■ **OBJECTIVE**
The records below must be transcribed exactly. Do not include the pictures.

■ **INFORMATION SHOWN**

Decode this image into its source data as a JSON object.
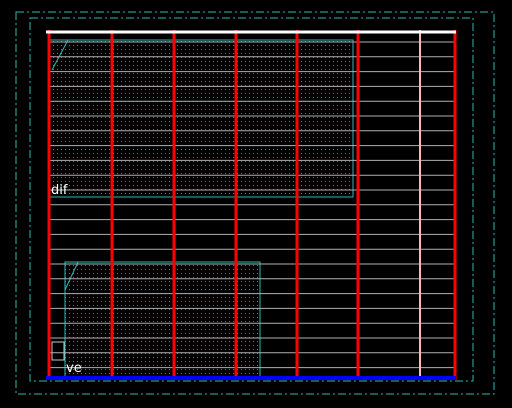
{
  "layout_view": {
    "colors": {
      "background": "#000000",
      "boundary": "#2fb7b0",
      "metal_rail": "#ff0000",
      "track_line": "#c8c8c8",
      "diffusion": "#2fb7b0",
      "top_rail": "#ffffff",
      "bottom_rail": "#0000ff",
      "pale_rail": "#ffb6b6"
    },
    "region_labels": {
      "diffusion": "dif",
      "via": "ve"
    }
  }
}
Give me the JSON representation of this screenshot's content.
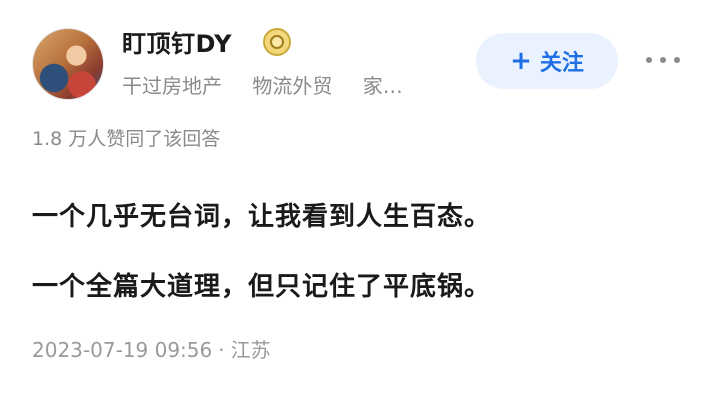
{
  "author": {
    "name": "盯顶钉DY",
    "badge_icon": "gold-medal-icon",
    "tags": [
      "干过房地产",
      "物流外贸",
      "家…"
    ]
  },
  "actions": {
    "follow_label": "关注",
    "follow_icon": "plus-icon",
    "more_icon": "more-dots-icon",
    "accent_color": "#1f6fe5"
  },
  "answer": {
    "likes_text": "1.8 万人赞同了该回答",
    "lines": [
      "一个几乎无台词，让我看到人生百态。",
      "一个全篇大道理，但只记住了平底锅。"
    ],
    "date": "2023-07-19 09:56",
    "separator": "·",
    "location": "江苏"
  }
}
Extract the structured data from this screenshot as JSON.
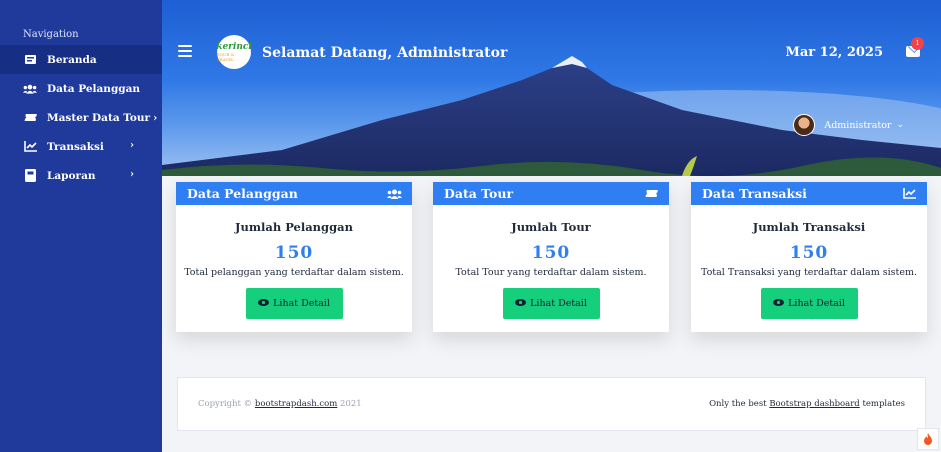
{
  "sidebar": {
    "section_title": "Navigation",
    "items": [
      {
        "label": "Beranda",
        "icon": "home-icon",
        "active": true
      },
      {
        "label": "Data Pelanggan",
        "icon": "users-icon"
      },
      {
        "label": "Master Data Tour",
        "icon": "ticket-icon",
        "chevron": "›"
      },
      {
        "label": "Transaksi",
        "icon": "chart-icon",
        "chevron": "›"
      },
      {
        "label": "Laporan",
        "icon": "book-icon",
        "chevron": "›"
      }
    ]
  },
  "header": {
    "logo_text": "kerinci",
    "logo_subtext": "TOUR & TRAVEL",
    "welcome": "Selamat Datang, Administrator",
    "date": "Mar 12, 2025",
    "notification_count": "1",
    "user_name": "Administrator"
  },
  "cards": [
    {
      "header": "Data Pelanggan",
      "icon": "users-icon",
      "title": "Jumlah Pelanggan",
      "value": "150",
      "description": "Total pelanggan yang terdaftar dalam sistem.",
      "button": "Lihat Detail"
    },
    {
      "header": "Data Tour",
      "icon": "ticket-icon",
      "title": "Jumlah Tour",
      "value": "150",
      "description": "Total Tour yang terdaftar dalam sistem.",
      "button": "Lihat Detail"
    },
    {
      "header": "Data Transaksi",
      "icon": "chart-icon",
      "title": "Jumlah Transaksi",
      "value": "150",
      "description": "Total Transaksi yang terdaftar dalam sistem.",
      "button": "Lihat Detail"
    }
  ],
  "footer": {
    "copyright_prefix": "Copyright ©",
    "copyright_link": "bootstrapdash.com",
    "copyright_year": "2021",
    "right_prefix": "Only the best",
    "right_link": "Bootstrap dashboard",
    "right_suffix": "templates"
  },
  "colors": {
    "sidebar": "#203a9c",
    "accent": "#2f7ff2",
    "button": "#15cf7d"
  }
}
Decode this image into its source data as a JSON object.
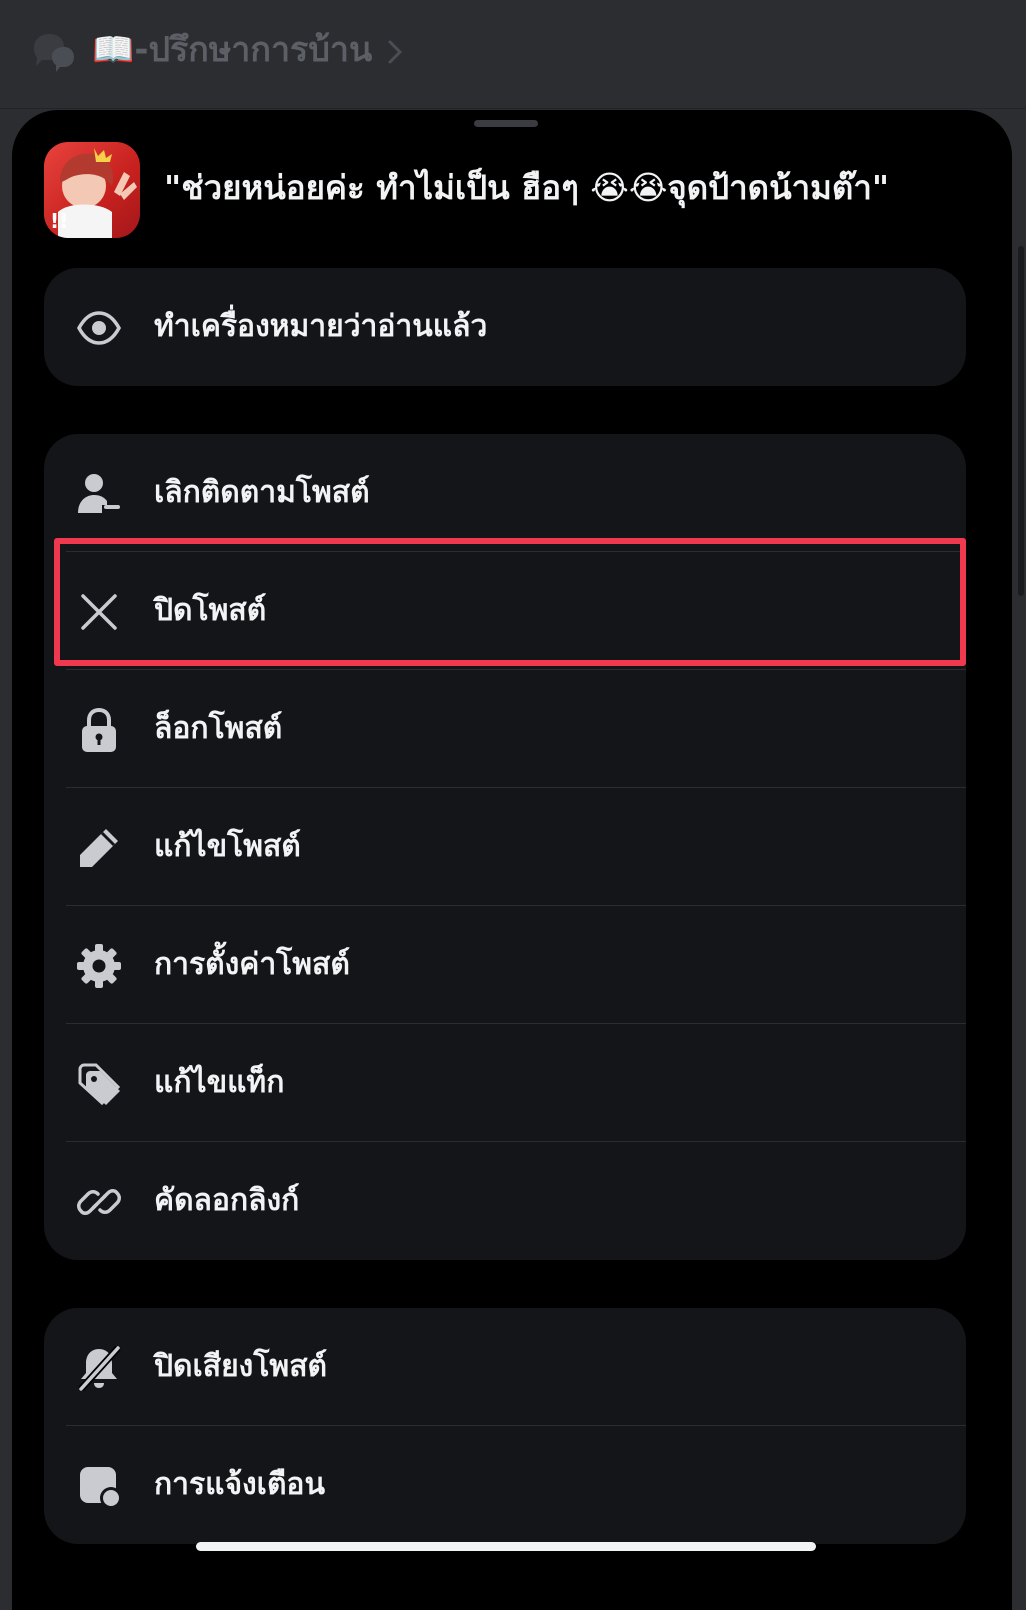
{
  "header": {
    "channel_name": "📖-ปรึกษาการบ้าน",
    "forum_icon": "forum-channel-icon",
    "chevron_icon": "chevron-right-icon"
  },
  "post": {
    "title": "\"ช่วยหน่อยค่ะ ทำไม่เป็น ฮือๆ 😭😭จุดป้าดน้ามต๊า\"",
    "avatar": "user-avatar"
  },
  "menu": {
    "group1": [
      {
        "label": "ทำเครื่องหมายว่าอ่านแล้ว",
        "icon": "eye-icon"
      }
    ],
    "group2": [
      {
        "label": "เลิกติดตามโพสต์",
        "icon": "unfollow-user-icon"
      },
      {
        "label": "ปิดโพสต์",
        "icon": "close-icon"
      },
      {
        "label": "ล็อกโพสต์",
        "icon": "lock-icon"
      },
      {
        "label": "แก้ไขโพสต์",
        "icon": "pencil-icon"
      },
      {
        "label": "การตั้งค่าโพสต์",
        "icon": "gear-icon"
      },
      {
        "label": "แก้ไขแท็ก",
        "icon": "tag-icon"
      },
      {
        "label": "คัดลอกลิงก์",
        "icon": "link-icon"
      }
    ],
    "group3": [
      {
        "label": "ปิดเสียงโพสต์",
        "icon": "bell-muted-icon"
      },
      {
        "label": "การแจ้งเตือน",
        "icon": "notification-icon"
      }
    ]
  },
  "colors": {
    "background": "#000000",
    "group_background": "#141519",
    "text": "#f2f3f5",
    "highlight": "#f0384f"
  }
}
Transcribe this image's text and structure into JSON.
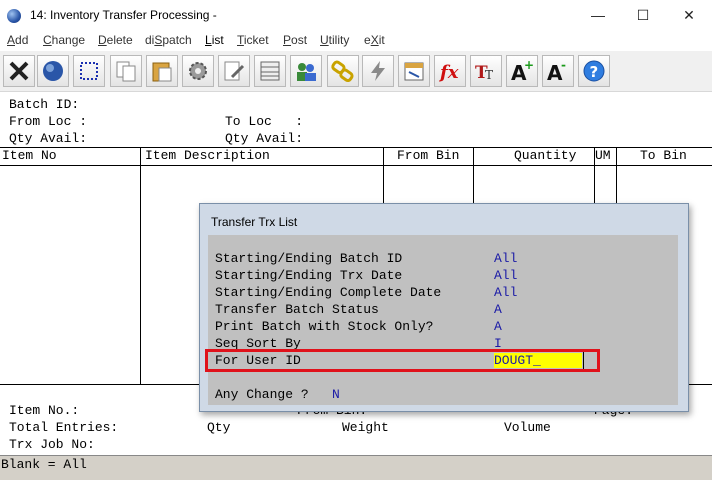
{
  "window": {
    "title": "14: Inventory Transfer Processing -",
    "minimize": "—",
    "maximize": "☐",
    "close": "✕"
  },
  "menu": [
    "Add",
    "Change",
    "Delete",
    "diSpatch",
    "List",
    "Ticket",
    "Post",
    "Utility",
    "eXit"
  ],
  "toolbar_icons": [
    "close-x-icon",
    "globe-icon",
    "select-rect-icon",
    "copy-icon",
    "paste-icon",
    "settings-gear-icon",
    "edit-doc-icon",
    "grid-icon",
    "users-icon",
    "chain-icon",
    "lightning-icon",
    "calendar-icon",
    "fx-icon",
    "text-font-icon",
    "font-increase-icon",
    "font-decrease-icon",
    "help-icon"
  ],
  "header": {
    "batch_id_label": "Batch ID:",
    "from_loc_label": "From Loc :",
    "to_loc_label": "To Loc   :",
    "qty_avail_left": "Qty Avail:",
    "qty_avail_right": "Qty Avail:"
  },
  "columns": [
    "Item No",
    "Item Description",
    "From Bin",
    "Quantity",
    "UM",
    "To Bin"
  ],
  "footer": {
    "item_no_label": "Item No.:",
    "from_bin_label": "From Bin:",
    "page_label": "Page:",
    "total_entries_label": "Total Entries:",
    "qty_label": "Qty",
    "weight_label": "Weight",
    "volume_label": "Volume",
    "trx_job_label": "Trx Job No:",
    "status": "Blank = All"
  },
  "dialog": {
    "title": "Transfer Trx List",
    "rows": [
      {
        "label": "Starting/Ending Batch ID",
        "value": "All"
      },
      {
        "label": "Starting/Ending Trx Date",
        "value": "All"
      },
      {
        "label": "Starting/Ending Complete Date",
        "value": "All"
      },
      {
        "label": "Transfer Batch Status",
        "value": "A"
      },
      {
        "label": "Print Batch with Stock Only?",
        "value": "A"
      },
      {
        "label": "Seq Sort By",
        "value": "I"
      },
      {
        "label": "For User ID",
        "value": "DOUGT_"
      }
    ],
    "prompt": "Any Change ?",
    "prompt_value": "N"
  },
  "colors": {
    "highlight_border": "#e0121b",
    "input_bg": "#ffff00",
    "value_text": "#1a1aa6"
  }
}
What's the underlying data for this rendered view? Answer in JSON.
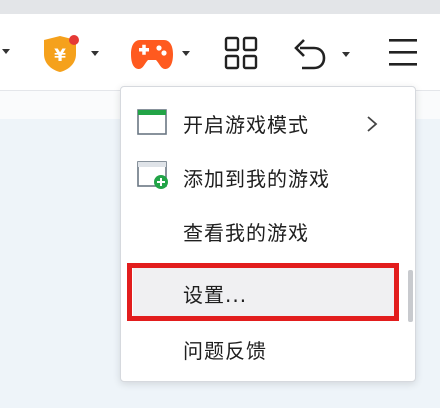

■ **REPLY**
Decode this image into its source data as a JSON object.
{
  "layout_view": {
    "colors": {
      "background": "#000000",
      "boundary": "#2fb7b0",
      "metal_rail": "#ff0000",
      "track_line": "#c8c8c8",
      "diffusion": "#2fb7b0",
      "top_rail": "#ffffff",
      "bottom_rail": "#0000ff",
      "pale_rail": "#ffb6b6"
    },
    "region_labels": {
      "diffusion": "dif",
      "via": "ve"
    }
  }
}
Give me the JSON representation of this screenshot's content.
{
  "author": {
    "name": "盯顶钉DY",
    "badge_icon": "gold-medal-icon",
    "tags": [
      "干过房地产",
      "物流外贸",
      "家…"
    ]
  },
  "actions": {
    "follow_label": "关注",
    "follow_icon": "plus-icon",
    "more_icon": "more-dots-icon",
    "accent_color": "#1f6fe5"
  },
  "answer": {
    "likes_text": "1.8 万人赞同了该回答",
    "lines": [
      "一个几乎无台词，让我看到人生百态。",
      "一个全篇大道理，但只记住了平底锅。"
    ],
    "date": "2023-07-19 09:56",
    "separator": "·",
    "location": "江苏"
  }
}
Extract the structured data from this screenshot as JSON.
{
  "sidebar": {
    "section_title": "Navigation",
    "items": [
      {
        "label": "Beranda",
        "icon": "home-icon",
        "active": true
      },
      {
        "label": "Data Pelanggan",
        "icon": "users-icon"
      },
      {
        "label": "Master Data Tour",
        "icon": "ticket-icon",
        "chevron": "›"
      },
      {
        "label": "Transaksi",
        "icon": "chart-icon",
        "chevron": "›"
      },
      {
        "label": "Laporan",
        "icon": "book-icon",
        "chevron": "›"
      }
    ]
  },
  "header": {
    "logo_text": "kerinci",
    "logo_subtext": "TOUR & TRAVEL",
    "welcome": "Selamat Datang, Administrator",
    "date": "Mar 12, 2025",
    "notification_count": "1",
    "user_name": "Administrator"
  },
  "cards": [
    {
      "header": "Data Pelanggan",
      "icon": "users-icon",
      "title": "Jumlah Pelanggan",
      "value": "150",
      "description": "Total pelanggan yang terdaftar dalam sistem.",
      "button": "Lihat Detail"
    },
    {
      "header": "Data Tour",
      "icon": "ticket-icon",
      "title": "Jumlah Tour",
      "value": "150",
      "description": "Total Tour yang terdaftar dalam sistem.",
      "button": "Lihat Detail"
    },
    {
      "header": "Data Transaksi",
      "icon": "chart-icon",
      "title": "Jumlah Transaksi",
      "value": "150",
      "description": "Total Transaksi yang terdaftar dalam sistem.",
      "button": "Lihat Detail"
    }
  ],
  "footer": {
    "copyright_prefix": "Copyright ©",
    "copyright_link": "bootstrapdash.com",
    "copyright_year": "2021",
    "right_prefix": "Only the best",
    "right_link": "Bootstrap dashboard",
    "right_suffix": "templates"
  },
  "colors": {
    "sidebar": "#203a9c",
    "accent": "#2f7ff2",
    "button": "#15cf7d"
  }
}
Decode this image into its source data as a JSON object.
{
  "header": {
    "channel_name": "📖-ปรึกษาการบ้าน",
    "forum_icon": "forum-channel-icon",
    "chevron_icon": "chevron-right-icon"
  },
  "post": {
    "title": "\"ช่วยหน่อยค่ะ ทำไม่เป็น ฮือๆ 😭😭จุดป้าดน้ามต๊า\"",
    "avatar": "user-avatar"
  },
  "menu": {
    "group1": [
      {
        "label": "ทำเครื่องหมายว่าอ่านแล้ว",
        "icon": "eye-icon"
      }
    ],
    "group2": [
      {
        "label": "เลิกติดตามโพสต์",
        "icon": "unfollow-user-icon"
      },
      {
        "label": "ปิดโพสต์",
        "icon": "close-icon"
      },
      {
        "label": "ล็อกโพสต์",
        "icon": "lock-icon"
      },
      {
        "label": "แก้ไขโพสต์",
        "icon": "pencil-icon"
      },
      {
        "label": "การตั้งค่าโพสต์",
        "icon": "gear-icon"
      },
      {
        "label": "แก้ไขแท็ก",
        "icon": "tag-icon"
      },
      {
        "label": "คัดลอกลิงก์",
        "icon": "link-icon"
      }
    ],
    "group3": [
      {
        "label": "ปิดเสียงโพสต์",
        "icon": "bell-muted-icon"
      },
      {
        "label": "การแจ้งเตือน",
        "icon": "notification-icon"
      }
    ]
  },
  "colors": {
    "background": "#000000",
    "group_background": "#141519",
    "text": "#f2f3f5",
    "highlight": "#f0384f"
  }
}
Transcribe this image's text and structure into JSON.
{
  "window": {
    "title": "14: Inventory Transfer Processing -",
    "minimize": "—",
    "maximize": "☐",
    "close": "✕"
  },
  "menu": [
    "Add",
    "Change",
    "Delete",
    "diSpatch",
    "List",
    "Ticket",
    "Post",
    "Utility",
    "eXit"
  ],
  "toolbar_icons": [
    "close-x-icon",
    "globe-icon",
    "select-rect-icon",
    "copy-icon",
    "paste-icon",
    "settings-gear-icon",
    "edit-doc-icon",
    "grid-icon",
    "users-icon",
    "chain-icon",
    "lightning-icon",
    "calendar-icon",
    "fx-icon",
    "text-font-icon",
    "font-increase-icon",
    "font-decrease-icon",
    "help-icon"
  ],
  "header": {
    "batch_id_label": "Batch ID:",
    "from_loc_label": "From Loc :",
    "to_loc_label": "To Loc   :",
    "qty_avail_left": "Qty Avail:",
    "qty_avail_right": "Qty Avail:"
  },
  "columns": [
    "Item No",
    "Item Description",
    "From Bin",
    "Quantity",
    "UM",
    "To Bin"
  ],
  "footer": {
    "item_no_label": "Item No.:",
    "from_bin_label": "From Bin:",
    "page_label": "Page:",
    "total_entries_label": "Total Entries:",
    "qty_label": "Qty",
    "weight_label": "Weight",
    "volume_label": "Volume",
    "trx_job_label": "Trx Job No:",
    "status": "Blank = All"
  },
  "dialog": {
    "title": "Transfer Trx List",
    "rows": [
      {
        "label": "Starting/Ending Batch ID",
        "value": "All"
      },
      {
        "label": "Starting/Ending Trx Date",
        "value": "All"
      },
      {
        "label": "Starting/Ending Complete Date",
        "value": "All"
      },
      {
        "label": "Transfer Batch Status",
        "value": "A"
      },
      {
        "label": "Print Batch with Stock Only?",
        "value": "A"
      },
      {
        "label": "Seq Sort By",
        "value": "I"
      },
      {
        "label": "For User ID",
        "value": "DOUGT_"
      }
    ],
    "prompt": "Any Change ?",
    "prompt_value": "N"
  },
  "colors": {
    "highlight_border": "#e0121b",
    "input_bg": "#ffff00",
    "value_text": "#1a1aa6"
  }
}
What's the underlying data for this rendered view? Answer in JSON.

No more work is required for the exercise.